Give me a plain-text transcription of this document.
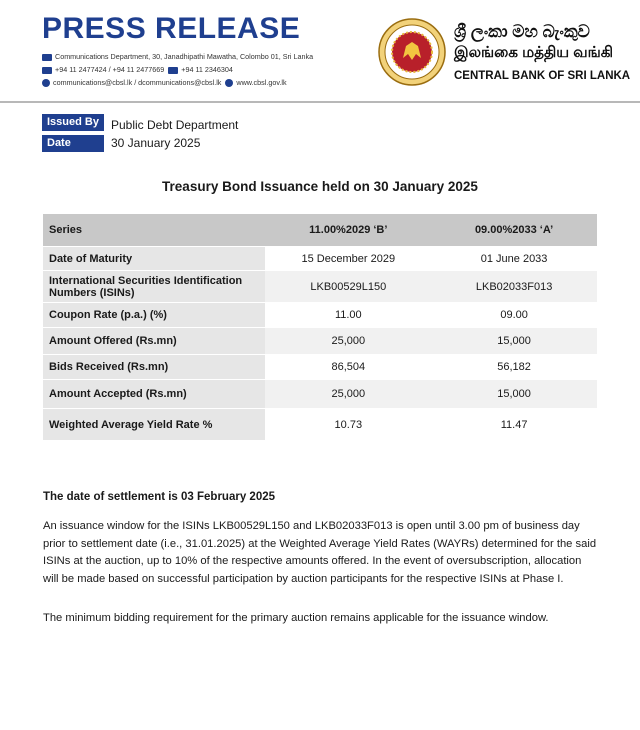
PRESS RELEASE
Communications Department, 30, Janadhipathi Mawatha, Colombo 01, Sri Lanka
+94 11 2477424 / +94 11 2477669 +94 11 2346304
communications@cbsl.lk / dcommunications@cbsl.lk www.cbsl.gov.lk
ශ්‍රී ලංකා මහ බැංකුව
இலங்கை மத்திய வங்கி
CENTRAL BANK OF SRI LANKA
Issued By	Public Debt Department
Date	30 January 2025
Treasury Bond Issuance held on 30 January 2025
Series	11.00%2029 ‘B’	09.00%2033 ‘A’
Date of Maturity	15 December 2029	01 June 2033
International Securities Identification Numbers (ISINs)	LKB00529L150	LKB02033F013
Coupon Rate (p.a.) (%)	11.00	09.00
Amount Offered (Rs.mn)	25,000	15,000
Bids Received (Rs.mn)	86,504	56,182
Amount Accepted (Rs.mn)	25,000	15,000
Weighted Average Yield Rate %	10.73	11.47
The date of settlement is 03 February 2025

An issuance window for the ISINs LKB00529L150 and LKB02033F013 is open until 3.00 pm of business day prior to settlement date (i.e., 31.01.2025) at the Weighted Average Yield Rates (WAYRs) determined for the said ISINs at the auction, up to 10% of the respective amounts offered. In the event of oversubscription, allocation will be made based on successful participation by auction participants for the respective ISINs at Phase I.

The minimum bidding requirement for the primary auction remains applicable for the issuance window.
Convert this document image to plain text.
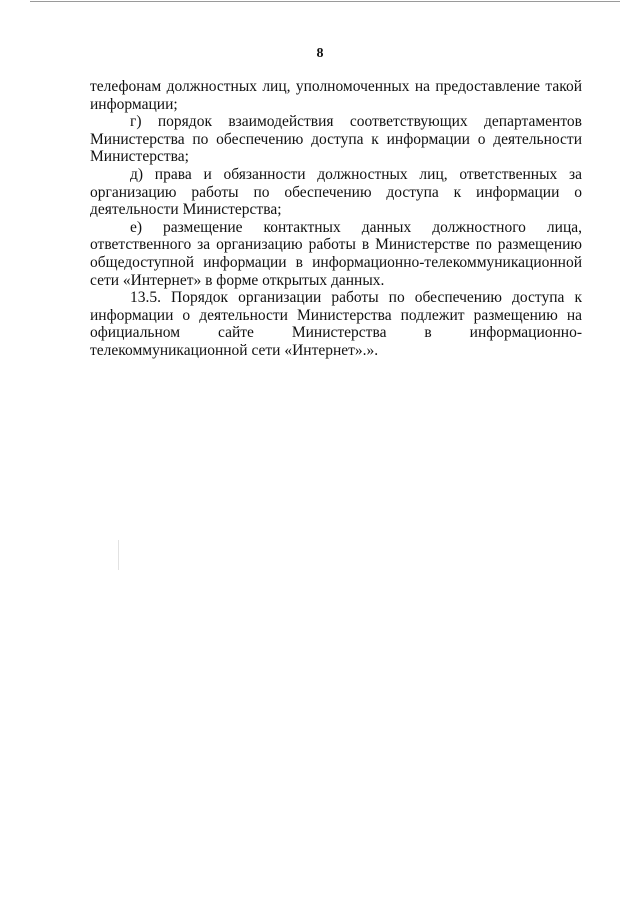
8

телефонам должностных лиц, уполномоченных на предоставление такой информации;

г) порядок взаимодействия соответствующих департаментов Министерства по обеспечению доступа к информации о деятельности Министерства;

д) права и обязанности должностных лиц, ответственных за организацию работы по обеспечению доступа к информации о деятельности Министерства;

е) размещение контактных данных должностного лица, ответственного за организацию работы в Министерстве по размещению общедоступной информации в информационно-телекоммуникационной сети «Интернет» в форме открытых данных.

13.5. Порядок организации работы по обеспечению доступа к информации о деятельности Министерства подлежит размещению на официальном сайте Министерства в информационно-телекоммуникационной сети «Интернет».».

* * * * * * * * *

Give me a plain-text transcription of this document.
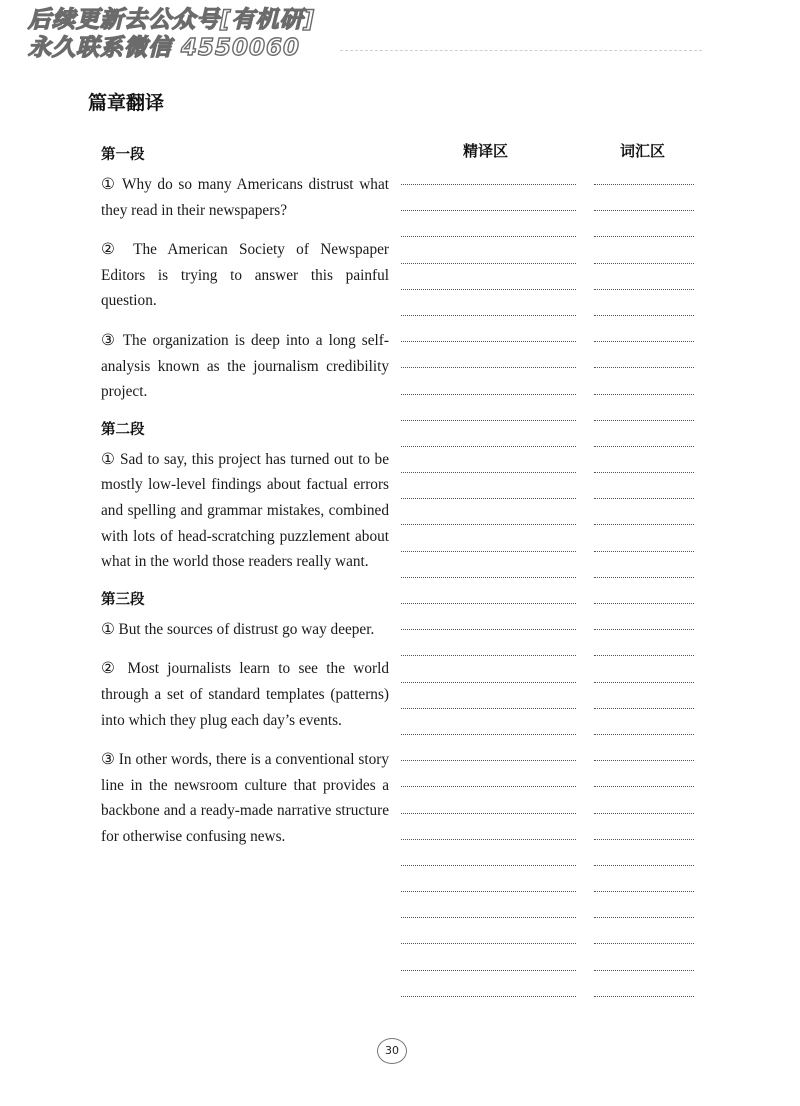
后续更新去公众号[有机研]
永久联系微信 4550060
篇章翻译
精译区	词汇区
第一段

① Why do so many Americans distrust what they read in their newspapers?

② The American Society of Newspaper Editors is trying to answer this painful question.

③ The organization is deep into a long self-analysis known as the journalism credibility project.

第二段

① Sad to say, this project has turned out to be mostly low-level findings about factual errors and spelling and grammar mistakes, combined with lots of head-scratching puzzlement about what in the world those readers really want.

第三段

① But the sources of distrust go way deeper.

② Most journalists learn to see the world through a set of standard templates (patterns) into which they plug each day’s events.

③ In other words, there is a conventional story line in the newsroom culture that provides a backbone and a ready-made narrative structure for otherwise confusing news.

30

* * * * * * * * *

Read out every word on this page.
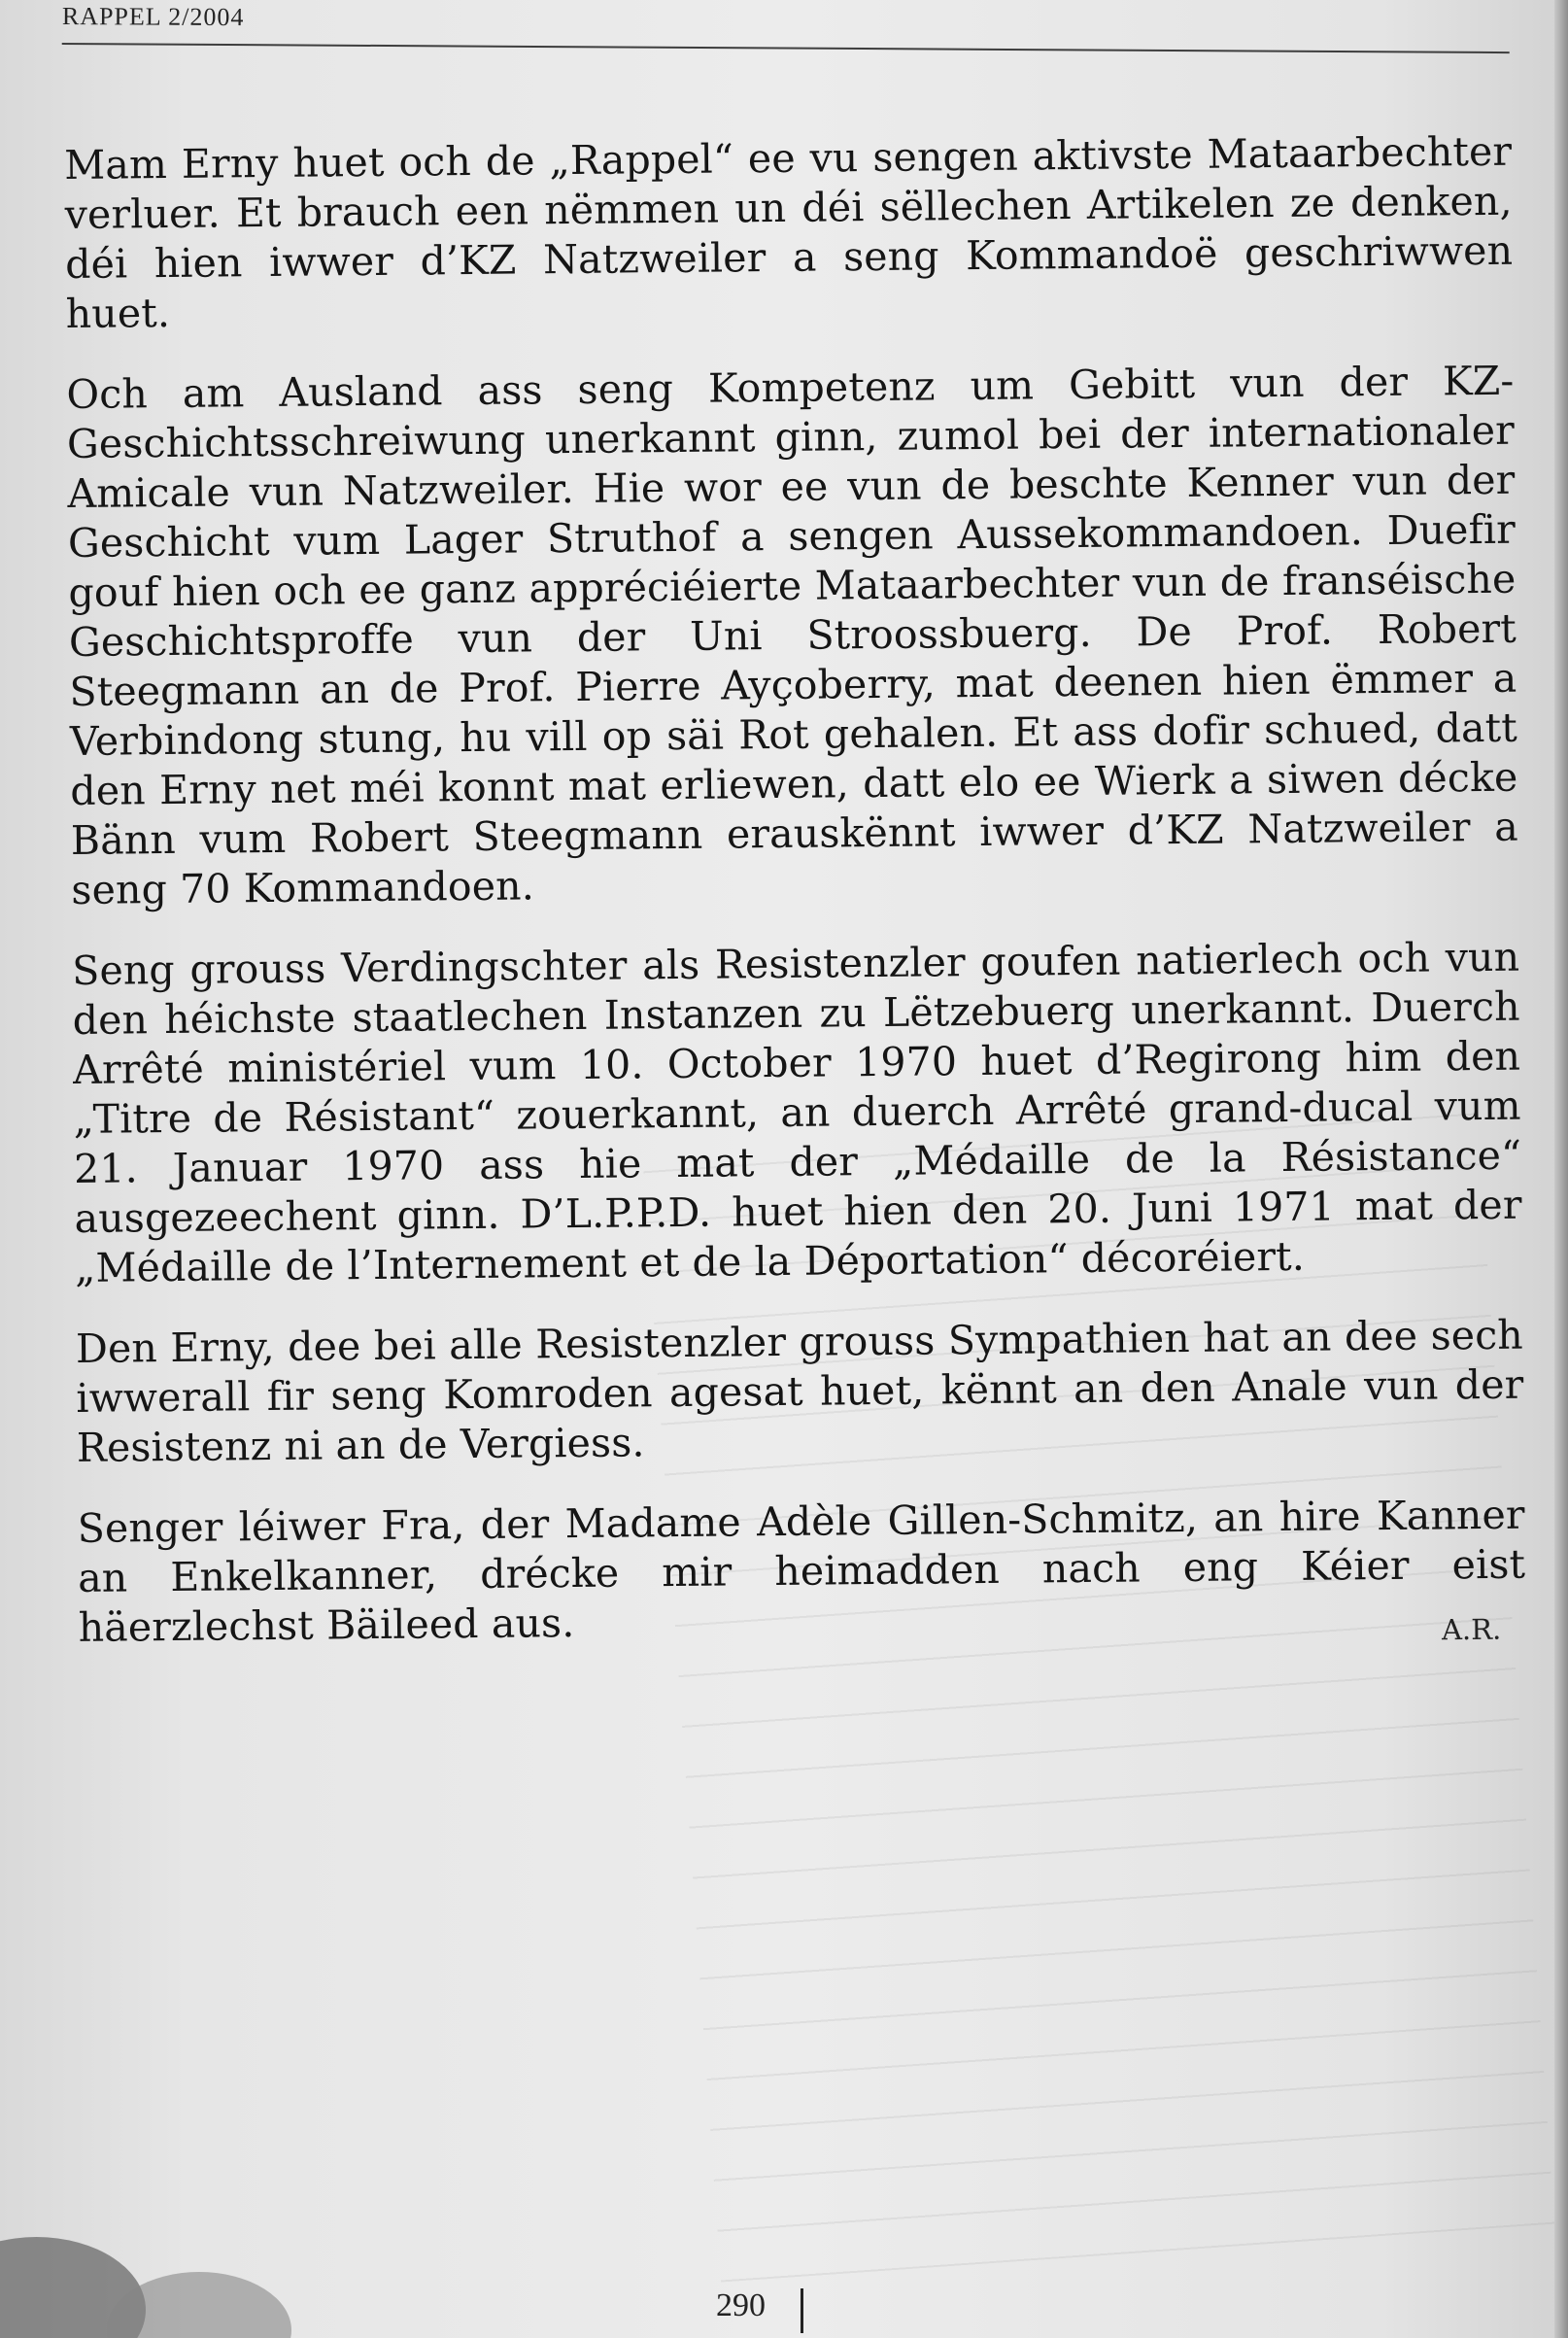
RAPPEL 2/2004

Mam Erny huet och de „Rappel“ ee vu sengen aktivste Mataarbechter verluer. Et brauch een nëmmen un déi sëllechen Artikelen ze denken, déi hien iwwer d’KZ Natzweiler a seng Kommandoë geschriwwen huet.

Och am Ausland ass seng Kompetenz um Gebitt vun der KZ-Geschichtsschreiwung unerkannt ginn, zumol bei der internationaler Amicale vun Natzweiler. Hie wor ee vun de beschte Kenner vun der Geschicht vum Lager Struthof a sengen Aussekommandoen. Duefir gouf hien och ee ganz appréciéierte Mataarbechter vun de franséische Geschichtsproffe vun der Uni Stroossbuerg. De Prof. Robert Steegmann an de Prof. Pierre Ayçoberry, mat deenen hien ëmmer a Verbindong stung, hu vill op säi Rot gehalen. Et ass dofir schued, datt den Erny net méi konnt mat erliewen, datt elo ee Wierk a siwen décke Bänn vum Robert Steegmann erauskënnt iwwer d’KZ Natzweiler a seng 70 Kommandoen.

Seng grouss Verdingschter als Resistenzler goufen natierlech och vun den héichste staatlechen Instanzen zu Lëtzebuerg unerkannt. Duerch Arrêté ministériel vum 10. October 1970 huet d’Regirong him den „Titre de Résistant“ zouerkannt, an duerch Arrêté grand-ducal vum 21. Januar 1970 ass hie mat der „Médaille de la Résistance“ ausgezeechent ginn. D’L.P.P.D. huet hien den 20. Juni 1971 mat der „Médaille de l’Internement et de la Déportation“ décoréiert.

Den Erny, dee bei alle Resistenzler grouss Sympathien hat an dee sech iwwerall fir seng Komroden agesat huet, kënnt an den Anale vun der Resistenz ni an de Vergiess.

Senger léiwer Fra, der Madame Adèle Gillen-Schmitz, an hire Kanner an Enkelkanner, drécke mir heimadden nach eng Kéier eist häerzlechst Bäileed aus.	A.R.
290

* * * * * * * * *

→ To do: Find the lines that include the string "информации", then copy each of them.

→ Answer in full:
телефонам должностных лиц, уполномоченных на предоставление такой информации;
г) порядок взаимодействия соответствующих департаментов Министерства по обеспечению доступа к информации о деятельности Министерства;
д) права и обязанности должностных лиц, ответственных за организацию работы по обеспечению доступа к информации о деятельности Министерства;
е) размещение контактных данных должностного лица, ответственного за организацию работы в Министерстве по размещению общедоступной информации в информационно-телекоммуникационной сети «Интернет» в форме открытых данных.
13.5. Порядок организации работы по обеспечению доступа к информации о деятельности Министерства подлежит размещению на официальном сайте Министерства в информационно-телекоммуникационной сети «Интернет».».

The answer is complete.